-- begin Available data --

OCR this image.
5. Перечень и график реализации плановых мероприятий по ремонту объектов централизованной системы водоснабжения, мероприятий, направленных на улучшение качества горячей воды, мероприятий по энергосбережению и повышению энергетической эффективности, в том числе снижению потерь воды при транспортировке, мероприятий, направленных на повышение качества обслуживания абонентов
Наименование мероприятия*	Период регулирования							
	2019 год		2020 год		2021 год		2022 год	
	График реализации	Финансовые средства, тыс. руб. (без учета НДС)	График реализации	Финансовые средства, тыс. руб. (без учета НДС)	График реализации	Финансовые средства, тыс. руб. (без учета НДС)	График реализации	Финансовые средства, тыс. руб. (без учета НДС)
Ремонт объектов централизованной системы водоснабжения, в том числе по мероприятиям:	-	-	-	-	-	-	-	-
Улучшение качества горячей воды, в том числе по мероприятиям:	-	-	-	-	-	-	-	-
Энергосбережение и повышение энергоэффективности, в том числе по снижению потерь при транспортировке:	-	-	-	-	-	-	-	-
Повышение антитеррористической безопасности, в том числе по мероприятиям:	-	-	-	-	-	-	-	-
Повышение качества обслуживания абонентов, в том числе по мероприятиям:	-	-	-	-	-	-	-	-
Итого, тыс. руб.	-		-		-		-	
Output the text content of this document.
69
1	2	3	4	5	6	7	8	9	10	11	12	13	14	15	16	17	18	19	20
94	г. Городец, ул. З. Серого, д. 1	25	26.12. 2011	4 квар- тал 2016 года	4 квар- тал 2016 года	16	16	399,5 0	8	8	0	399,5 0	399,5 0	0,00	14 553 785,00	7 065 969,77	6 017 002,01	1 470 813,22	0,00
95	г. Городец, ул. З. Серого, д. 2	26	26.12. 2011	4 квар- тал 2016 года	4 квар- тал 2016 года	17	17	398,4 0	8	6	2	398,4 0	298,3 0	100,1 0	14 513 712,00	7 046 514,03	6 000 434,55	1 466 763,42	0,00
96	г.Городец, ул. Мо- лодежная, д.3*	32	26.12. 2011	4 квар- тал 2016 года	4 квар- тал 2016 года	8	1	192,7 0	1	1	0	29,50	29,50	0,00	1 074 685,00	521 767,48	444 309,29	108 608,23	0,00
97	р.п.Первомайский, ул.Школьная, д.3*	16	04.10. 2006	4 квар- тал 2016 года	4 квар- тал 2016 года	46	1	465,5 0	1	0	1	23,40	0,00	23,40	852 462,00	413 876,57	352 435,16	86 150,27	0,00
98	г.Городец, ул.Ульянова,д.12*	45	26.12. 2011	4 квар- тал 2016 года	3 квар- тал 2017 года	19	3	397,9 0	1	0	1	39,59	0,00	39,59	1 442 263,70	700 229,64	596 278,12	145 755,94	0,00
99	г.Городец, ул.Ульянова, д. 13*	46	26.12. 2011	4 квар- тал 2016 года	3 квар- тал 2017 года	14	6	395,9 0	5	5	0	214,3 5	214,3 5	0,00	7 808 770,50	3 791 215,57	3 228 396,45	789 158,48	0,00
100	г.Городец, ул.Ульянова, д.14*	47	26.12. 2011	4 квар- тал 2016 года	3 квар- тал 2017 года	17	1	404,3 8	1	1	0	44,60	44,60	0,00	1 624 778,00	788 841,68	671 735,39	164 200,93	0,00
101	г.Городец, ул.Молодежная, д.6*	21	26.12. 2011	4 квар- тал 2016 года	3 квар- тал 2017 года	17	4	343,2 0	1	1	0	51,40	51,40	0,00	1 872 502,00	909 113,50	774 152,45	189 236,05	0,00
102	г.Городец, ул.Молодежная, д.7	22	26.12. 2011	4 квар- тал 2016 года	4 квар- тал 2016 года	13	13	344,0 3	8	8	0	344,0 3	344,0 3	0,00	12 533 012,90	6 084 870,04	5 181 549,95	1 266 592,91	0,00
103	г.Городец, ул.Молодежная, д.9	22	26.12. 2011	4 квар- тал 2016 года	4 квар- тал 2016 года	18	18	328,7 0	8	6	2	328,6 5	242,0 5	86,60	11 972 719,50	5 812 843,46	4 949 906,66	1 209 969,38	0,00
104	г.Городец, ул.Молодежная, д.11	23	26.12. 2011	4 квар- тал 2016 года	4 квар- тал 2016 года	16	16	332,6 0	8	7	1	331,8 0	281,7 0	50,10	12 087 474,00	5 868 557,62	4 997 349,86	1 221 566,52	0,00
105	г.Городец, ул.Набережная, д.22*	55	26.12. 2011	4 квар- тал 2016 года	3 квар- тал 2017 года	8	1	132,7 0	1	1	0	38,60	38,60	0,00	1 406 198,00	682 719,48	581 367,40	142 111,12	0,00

-- end Available data --

_What you are asked to do_
Which lines contain the word "Ульянова"? Copy each of them.

_Reply_
98	г.Городец, ул.Ульянова,д.12*	45	26.12. 2011	4 квар- тал 2016 года	3 квар- тал 2017 года	19	3	397,9 0	1	0	1	39,59	0,00	39,59	1 442 263,70	700 229,64	596 278,12	145 755,94	0,00
99	г.Городец, ул.Ульянова, д. 13*	46	26.12. 2011	4 квар- тал 2016 года	3 квар- тал 2017 года	14	6	395,9 0	5	5	0	214,3 5	214,3 5	0,00	7 808 770,50	3 791 215,57	3 228 396,45	789 158,48	0,00
100	г.Городец, ул.Ульянова, д.14*	47	26.12. 2011	4 квар- тал 2016 года	3 квар- тал 2017 года	17	1	404,3 8	1	1	0	44,60	44,60	0,00	1 624 778,00	788 841,68	671 735,39	164 200,93	0,00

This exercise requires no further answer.